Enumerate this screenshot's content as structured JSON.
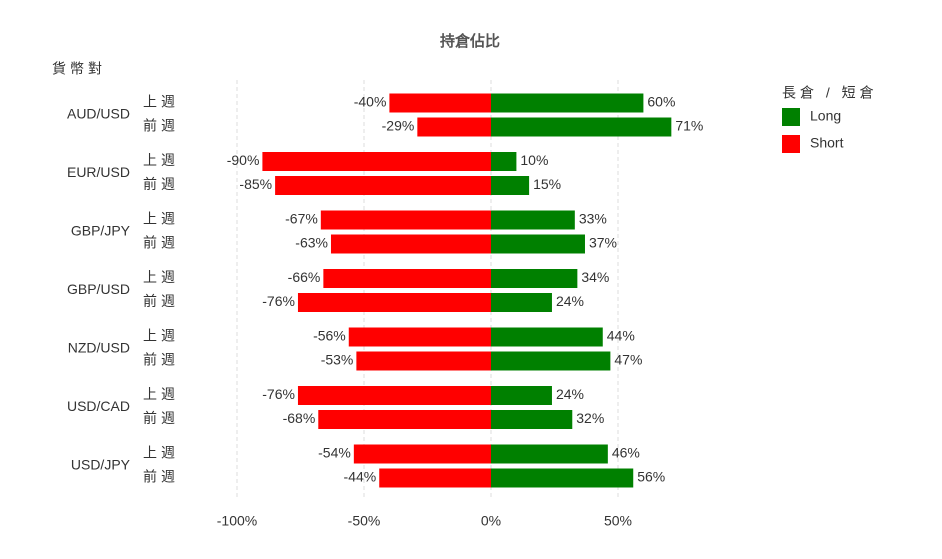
{
  "chart_data": {
    "type": "diverging-bar",
    "title": "持倉佔比",
    "y_axis_title": "貨幣對",
    "categories": [
      "AUD/USD",
      "EUR/USD",
      "GBP/JPY",
      "GBP/USD",
      "NZD/USD",
      "USD/CAD",
      "USD/JPY"
    ],
    "subcategories": [
      "上週",
      "前週"
    ],
    "legend_title": "長倉 / 短倉",
    "series": [
      {
        "name": "Long",
        "color": "#008000",
        "values": [
          [
            60,
            71
          ],
          [
            10,
            15
          ],
          [
            33,
            37
          ],
          [
            34,
            24
          ],
          [
            44,
            47
          ],
          [
            24,
            32
          ],
          [
            46,
            56
          ]
        ],
        "value_labels": [
          [
            "60%",
            "71%"
          ],
          [
            "10%",
            "15%"
          ],
          [
            "33%",
            "37%"
          ],
          [
            "34%",
            "24%"
          ],
          [
            "44%",
            "47%"
          ],
          [
            "24%",
            "32%"
          ],
          [
            "46%",
            "56%"
          ]
        ]
      },
      {
        "name": "Short",
        "color": "#ff0000",
        "values": [
          [
            -40,
            -29
          ],
          [
            -90,
            -85
          ],
          [
            -67,
            -63
          ],
          [
            -66,
            -76
          ],
          [
            -56,
            -53
          ],
          [
            -76,
            -68
          ],
          [
            -54,
            -44
          ]
        ],
        "value_labels": [
          [
            "-40%",
            "-29%"
          ],
          [
            "-90%",
            "-85%"
          ],
          [
            "-67%",
            "-63%"
          ],
          [
            "-66%",
            "-76%"
          ],
          [
            "-56%",
            "-53%"
          ],
          [
            "-76%",
            "-68%"
          ],
          [
            "-54%",
            "-44%"
          ]
        ]
      }
    ],
    "xlim": [
      -100,
      100
    ],
    "xticks": [
      {
        "value": -100,
        "label": "-100%"
      },
      {
        "value": -50,
        "label": "-50%"
      },
      {
        "value": 0,
        "label": "0%"
      },
      {
        "value": 50,
        "label": "50%"
      }
    ],
    "grid": true,
    "legend": "right"
  }
}
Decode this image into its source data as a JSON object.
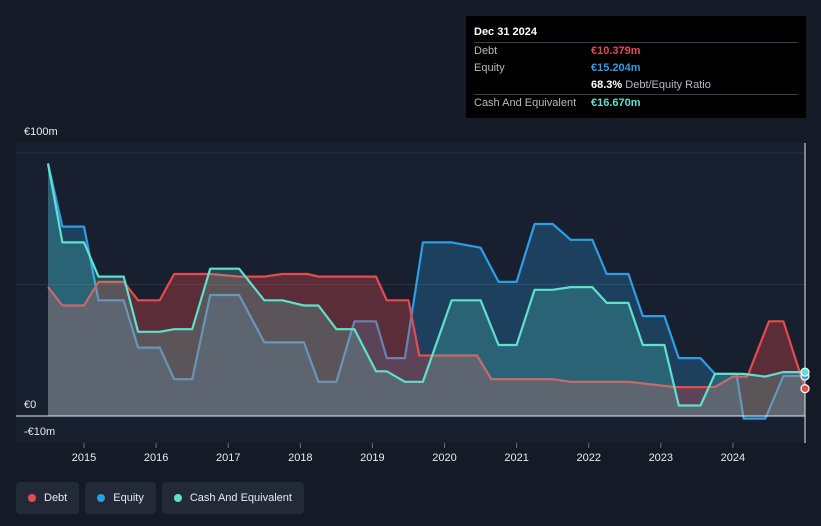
{
  "tooltip": {
    "date": "Dec 31 2024",
    "rows": [
      {
        "label": "Debt",
        "value": "€10.379m",
        "color": "#e64a4f"
      },
      {
        "label": "Equity",
        "value": "€15.204m",
        "color": "#2f9de5"
      },
      {
        "label": "",
        "value": "68.3%",
        "suffix": "Debt/Equity Ratio",
        "color": "#ffffff"
      },
      {
        "label": "Cash And Equivalent",
        "value": "€16.670m",
        "color": "#5fe0cd"
      }
    ]
  },
  "legend": [
    {
      "label": "Debt",
      "color": "#e64a4f"
    },
    {
      "label": "Equity",
      "color": "#2f9de5"
    },
    {
      "label": "Cash And Equivalent",
      "color": "#5fe0cd"
    }
  ],
  "chart_data": {
    "type": "area",
    "title": "",
    "xlabel": "",
    "ylabel": "",
    "ylim": [
      -10,
      100
    ],
    "xlim": [
      2014.5,
      2025.0
    ],
    "y_tick_labels": [
      {
        "value": 100,
        "label": "€100m"
      },
      {
        "value": 0,
        "label": "€0"
      },
      {
        "value": -10,
        "label": "-€10m"
      }
    ],
    "x_ticks": [
      {
        "value": 2015,
        "label": "2015"
      },
      {
        "value": 2016,
        "label": "2016"
      },
      {
        "value": 2017,
        "label": "2017"
      },
      {
        "value": 2018,
        "label": "2018"
      },
      {
        "value": 2019,
        "label": "2019"
      },
      {
        "value": 2020,
        "label": "2020"
      },
      {
        "value": 2021,
        "label": "2021"
      },
      {
        "value": 2022,
        "label": "2022"
      },
      {
        "value": 2023,
        "label": "2023"
      },
      {
        "value": 2024,
        "label": "2024"
      }
    ],
    "series": [
      {
        "name": "Debt",
        "color": "#e64a4f",
        "x": [
          2014.5,
          2014.7,
          2015.0,
          2015.2,
          2015.55,
          2015.75,
          2016.05,
          2016.25,
          2016.75,
          2017.15,
          2017.5,
          2017.75,
          2018.1,
          2018.25,
          2018.75,
          2019.05,
          2019.2,
          2019.5,
          2019.65,
          2019.95,
          2020.45,
          2020.65,
          2020.85,
          2021.5,
          2021.75,
          2022.25,
          2022.55,
          2023.2,
          2023.4,
          2023.75,
          2024.0,
          2024.2,
          2024.5,
          2024.7,
          2025.0
        ],
        "values": [
          49,
          42,
          42,
          51,
          51,
          44,
          44,
          54,
          54,
          53,
          53,
          54,
          54,
          53,
          53,
          53,
          44,
          44,
          23,
          23,
          23,
          14,
          14,
          14,
          13,
          13,
          13,
          11,
          11,
          11,
          15,
          15,
          36,
          36,
          10.4
        ]
      },
      {
        "name": "Equity",
        "color": "#2f9de5",
        "x": [
          2014.5,
          2014.7,
          2015.0,
          2015.2,
          2015.55,
          2015.75,
          2016.05,
          2016.25,
          2016.5,
          2016.75,
          2017.15,
          2017.5,
          2017.75,
          2018.05,
          2018.25,
          2018.5,
          2018.75,
          2019.05,
          2019.2,
          2019.45,
          2019.7,
          2020.1,
          2020.5,
          2020.75,
          2021.0,
          2021.25,
          2021.5,
          2021.75,
          2022.05,
          2022.25,
          2022.55,
          2022.75,
          2023.05,
          2023.25,
          2023.55,
          2023.75,
          2024.05,
          2024.15,
          2024.45,
          2024.7,
          2025.0
        ],
        "values": [
          96,
          72,
          72,
          44,
          44,
          26,
          26,
          14,
          14,
          46,
          46,
          28,
          28,
          28,
          13,
          13,
          36,
          36,
          22,
          22,
          66,
          66,
          64,
          51,
          51,
          73,
          73,
          67,
          67,
          54,
          54,
          38,
          38,
          22,
          22,
          16,
          16,
          -1,
          -1,
          15.2,
          15.2
        ]
      },
      {
        "name": "Cash And Equivalent",
        "color": "#5fe0cd",
        "x": [
          2014.5,
          2014.7,
          2015.0,
          2015.2,
          2015.55,
          2015.75,
          2016.05,
          2016.25,
          2016.5,
          2016.75,
          2017.15,
          2017.5,
          2017.75,
          2018.05,
          2018.25,
          2018.5,
          2018.75,
          2019.05,
          2019.2,
          2019.45,
          2019.7,
          2020.1,
          2020.5,
          2020.75,
          2021.0,
          2021.25,
          2021.5,
          2021.75,
          2022.05,
          2022.25,
          2022.55,
          2022.75,
          2023.05,
          2023.25,
          2023.55,
          2023.75,
          2024.05,
          2024.15,
          2024.45,
          2024.7,
          2025.0
        ],
        "values": [
          96,
          66,
          66,
          53,
          53,
          32,
          32,
          33,
          33,
          56,
          56,
          44,
          44,
          42,
          42,
          33,
          33,
          17,
          17,
          13,
          13,
          44,
          44,
          27,
          27,
          48,
          48,
          49,
          49,
          43,
          43,
          27,
          27,
          4,
          4,
          16,
          16,
          16,
          15,
          16.7,
          16.7
        ]
      }
    ]
  }
}
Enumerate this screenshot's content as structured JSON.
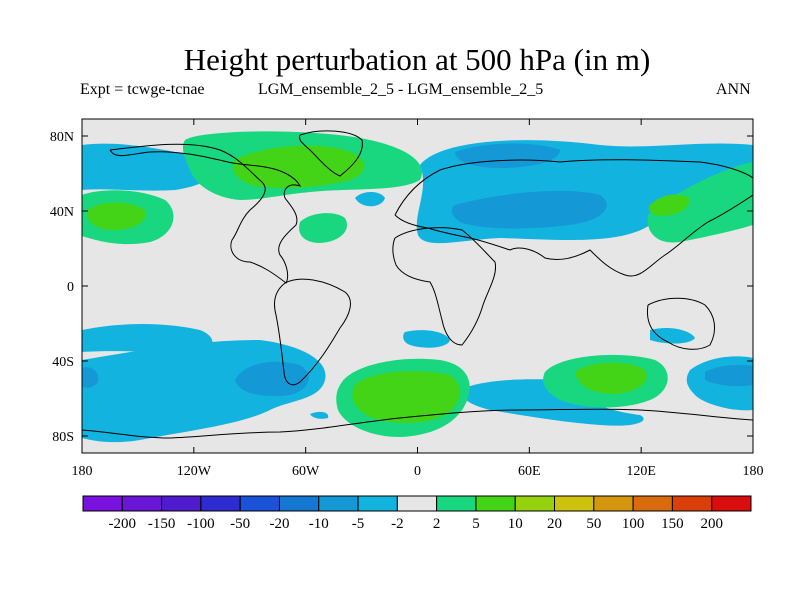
{
  "title": "Height perturbation at 500 hPa (in m)",
  "left_subtitle": "Expt = tcwge-tcnae",
  "center_subtitle": "LGM_ensemble_2_5 - LGM_ensemble_2_5",
  "right_subtitle": "ANN",
  "lat_ticks": [
    "80N",
    "40N",
    "0",
    "40S",
    "80S"
  ],
  "lon_ticks": [
    "180",
    "120W",
    "60W",
    "0",
    "60E",
    "120E",
    "180"
  ],
  "colorbar": {
    "labels": [
      "-200",
      "-150",
      "-100",
      "-50",
      "-20",
      "-10",
      "-5",
      "-2",
      "2",
      "5",
      "10",
      "20",
      "50",
      "100",
      "150",
      "200"
    ],
    "colors": [
      "#7a12df",
      "#6a16d6",
      "#4f1bcd",
      "#2e2bd0",
      "#1a52d8",
      "#1478d2",
      "#1598d6",
      "#13b3e0",
      "#e6e6e6",
      "#18d77f",
      "#43d418",
      "#95d10f",
      "#cfc20f",
      "#d4960e",
      "#d96a0d",
      "#da3f0a",
      "#d90d0d"
    ]
  },
  "colors": {
    "neutral": "#e6e6e6",
    "neg_weak": "#13b3e0",
    "neg_mid": "#1598d6",
    "pos_weak": "#18d77f",
    "pos_mid": "#43d418"
  }
}
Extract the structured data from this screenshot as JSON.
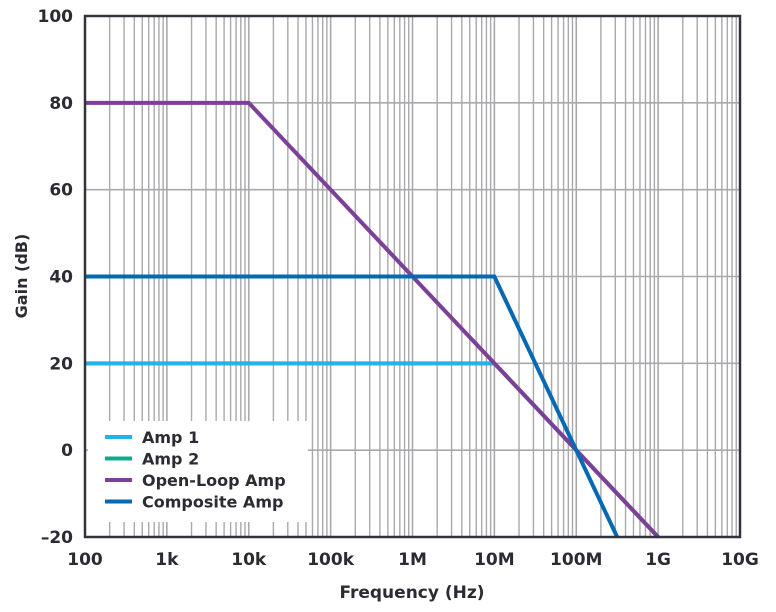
{
  "chart_data": {
    "type": "line",
    "title": "",
    "xlabel": "Frequency (Hz)",
    "ylabel": "Gain (dB)",
    "xscale": "log",
    "xlim": [
      100,
      10000000000
    ],
    "ylim": [
      -20,
      100
    ],
    "grid": true,
    "legend_position": "bottom-left",
    "x_ticks": [
      100,
      1000,
      10000,
      100000,
      1000000,
      10000000,
      100000000,
      1000000000,
      10000000000
    ],
    "x_tick_labels": [
      "100",
      "1k",
      "10k",
      "100k",
      "1M",
      "10M",
      "100M",
      "1G",
      "10G"
    ],
    "y_ticks": [
      -20,
      0,
      20,
      40,
      60,
      80,
      100
    ],
    "y_tick_labels": [
      "–20",
      "0",
      "20",
      "40",
      "60",
      "80",
      "100"
    ],
    "series": [
      {
        "name": "Amp 2",
        "color": "#14a88f",
        "x": [
          100,
          10000000,
          1000000000
        ],
        "y": [
          20,
          20,
          -20
        ]
      },
      {
        "name": "Amp 1",
        "color": "#1fb6e3",
        "x": [
          100,
          10000000,
          1000000000
        ],
        "y": [
          20,
          20,
          -20
        ]
      },
      {
        "name": "Open-Loop Amp",
        "color": "#7d3f98",
        "x": [
          100,
          10000,
          1000000000
        ],
        "y": [
          80,
          80,
          -20
        ]
      },
      {
        "name": "Composite Amp",
        "color": "#0669b2",
        "x": [
          100,
          10000000,
          316000000
        ],
        "y": [
          40,
          40,
          -20
        ]
      }
    ],
    "legend_order": [
      "Amp 1",
      "Amp 2",
      "Open-Loop Amp",
      "Composite Amp"
    ]
  }
}
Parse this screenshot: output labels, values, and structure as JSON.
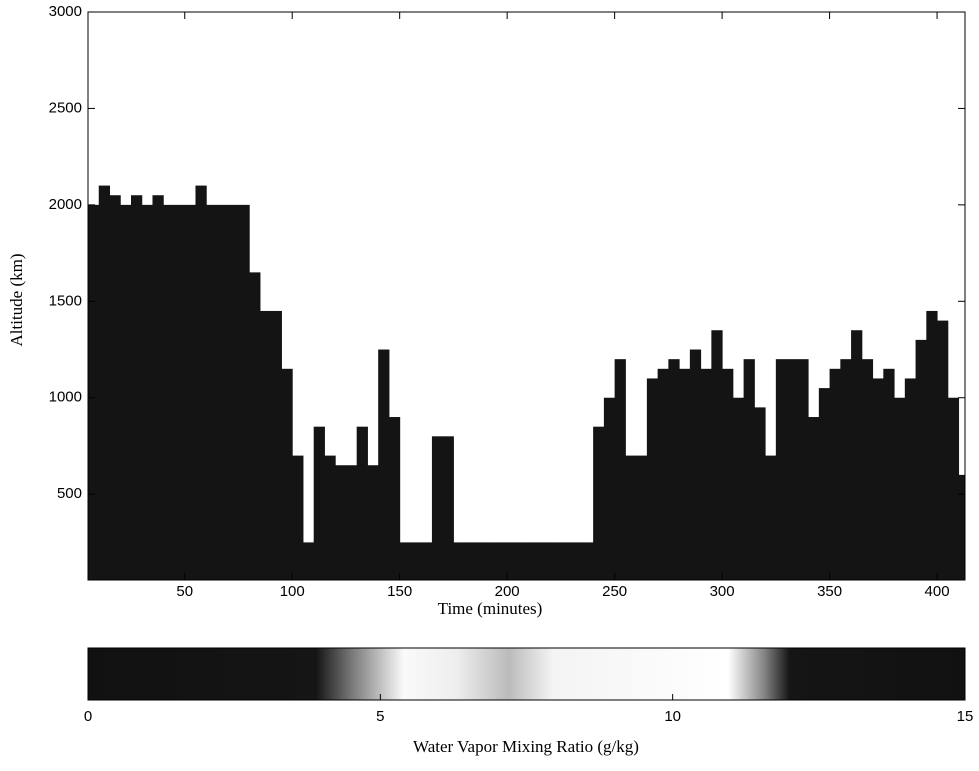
{
  "chart_data": {
    "type": "heatmap",
    "x_label": "Time (minutes)",
    "y_label": "Altitude (km)",
    "xlim": [
      5,
      413
    ],
    "xticks": [
      50,
      100,
      150,
      200,
      250,
      300,
      350,
      400
    ],
    "ylim": [
      55,
      3000
    ],
    "yticks": [
      500,
      1000,
      1500,
      2000,
      2500,
      3000
    ],
    "color": "#141414",
    "x": [
      5,
      10,
      15,
      20,
      25,
      30,
      35,
      40,
      45,
      50,
      55,
      60,
      65,
      70,
      75,
      80,
      85,
      90,
      95,
      100,
      105,
      110,
      115,
      120,
      125,
      130,
      135,
      140,
      145,
      150,
      155,
      160,
      165,
      170,
      175,
      180,
      185,
      190,
      195,
      200,
      205,
      210,
      215,
      220,
      225,
      230,
      235,
      240,
      245,
      250,
      255,
      260,
      265,
      270,
      275,
      280,
      285,
      290,
      295,
      300,
      305,
      310,
      315,
      320,
      325,
      330,
      335,
      340,
      345,
      350,
      355,
      360,
      365,
      370,
      375,
      380,
      385,
      390,
      395,
      400,
      405,
      410
    ],
    "values": [
      2000,
      2100,
      2050,
      2000,
      2050,
      2000,
      2050,
      2000,
      2000,
      2000,
      2100,
      2000,
      2000,
      2000,
      2000,
      1650,
      1450,
      1450,
      1150,
      700,
      250,
      850,
      700,
      650,
      650,
      850,
      650,
      1250,
      900,
      250,
      250,
      250,
      800,
      800,
      250,
      250,
      250,
      250,
      250,
      250,
      250,
      250,
      250,
      250,
      250,
      250,
      250,
      850,
      1000,
      1200,
      700,
      700,
      1100,
      1150,
      1200,
      1150,
      1250,
      1150,
      1350,
      1150,
      1000,
      1200,
      950,
      700,
      1200,
      1200,
      1200,
      900,
      1050,
      1150,
      1200,
      1350,
      1200,
      1100,
      1150,
      1000,
      1100,
      1300,
      1450,
      1400,
      1000,
      600
    ],
    "colorbar": {
      "label": "Water Vapor Mixing Ratio (g/kg)",
      "lim": [
        0,
        15
      ],
      "ticks": [
        0,
        5,
        10,
        15
      ]
    }
  }
}
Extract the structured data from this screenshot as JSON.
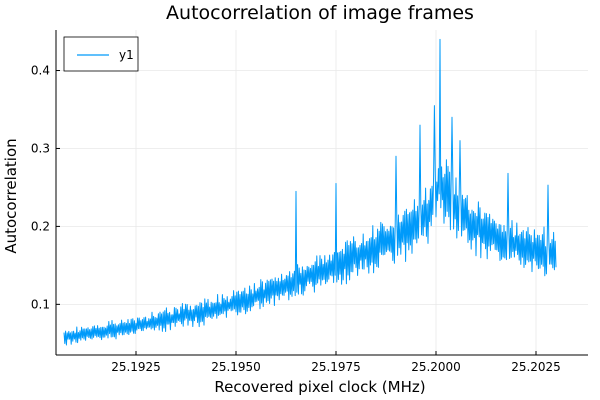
{
  "chart_data": {
    "type": "line",
    "title": "Autocorrelation of image frames",
    "xlabel": "Recovered pixel clock (MHz)",
    "ylabel": "Autocorrelation",
    "xlim": [
      25.1905,
      25.2038
    ],
    "ylim": [
      0.035,
      0.452
    ],
    "xticks": [
      {
        "value": 25.1925,
        "label": "25.1925"
      },
      {
        "value": 25.195,
        "label": "25.1950"
      },
      {
        "value": 25.1975,
        "label": "25.1975"
      },
      {
        "value": 25.2,
        "label": "25.2000"
      },
      {
        "value": 25.2025,
        "label": "25.2025"
      }
    ],
    "yticks": [
      {
        "value": 0.1,
        "label": "0.1"
      },
      {
        "value": 0.2,
        "label": "0.2"
      },
      {
        "value": 0.3,
        "label": "0.3"
      },
      {
        "value": 0.4,
        "label": "0.4"
      }
    ],
    "grid": true,
    "legend": {
      "position": "top-left"
    },
    "series": [
      {
        "name": "y1",
        "color": "#009AFA",
        "x_start": 25.1907,
        "x_end": 25.203,
        "n_points": 616,
        "seed": 7,
        "noise_amplitude_at_min": 0.01,
        "noise_amplitude_at_max": 0.045,
        "envelope": [
          [
            25.1907,
            0.058
          ],
          [
            25.1925,
            0.072
          ],
          [
            25.195,
            0.1
          ],
          [
            25.1975,
            0.15
          ],
          [
            25.199,
            0.185
          ],
          [
            25.1998,
            0.215
          ],
          [
            25.2001,
            0.255
          ],
          [
            25.2006,
            0.215
          ],
          [
            25.2015,
            0.185
          ],
          [
            25.203,
            0.16
          ]
        ],
        "spikes": [
          {
            "x": 25.2001,
            "y": 0.44
          },
          {
            "x": 25.19995,
            "y": 0.355
          },
          {
            "x": 25.2004,
            "y": 0.34
          },
          {
            "x": 25.1996,
            "y": 0.33
          },
          {
            "x": 25.1965,
            "y": 0.245
          },
          {
            "x": 25.1975,
            "y": 0.255
          },
          {
            "x": 25.2018,
            "y": 0.268
          },
          {
            "x": 25.2028,
            "y": 0.253
          },
          {
            "x": 25.199,
            "y": 0.29
          },
          {
            "x": 25.2006,
            "y": 0.31
          }
        ]
      }
    ]
  },
  "colors": {
    "axis": "#000000",
    "grid": "#e8e8e8",
    "background": "#ffffff"
  }
}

-.-.-

=== TASK STATEMENT ===
Gather each line from the entries above that includes the word "image".

=== WORKED SOLUTION ===
Decode this image into its source data as a JSON object.
    "title": "Autocorrelation of image frames",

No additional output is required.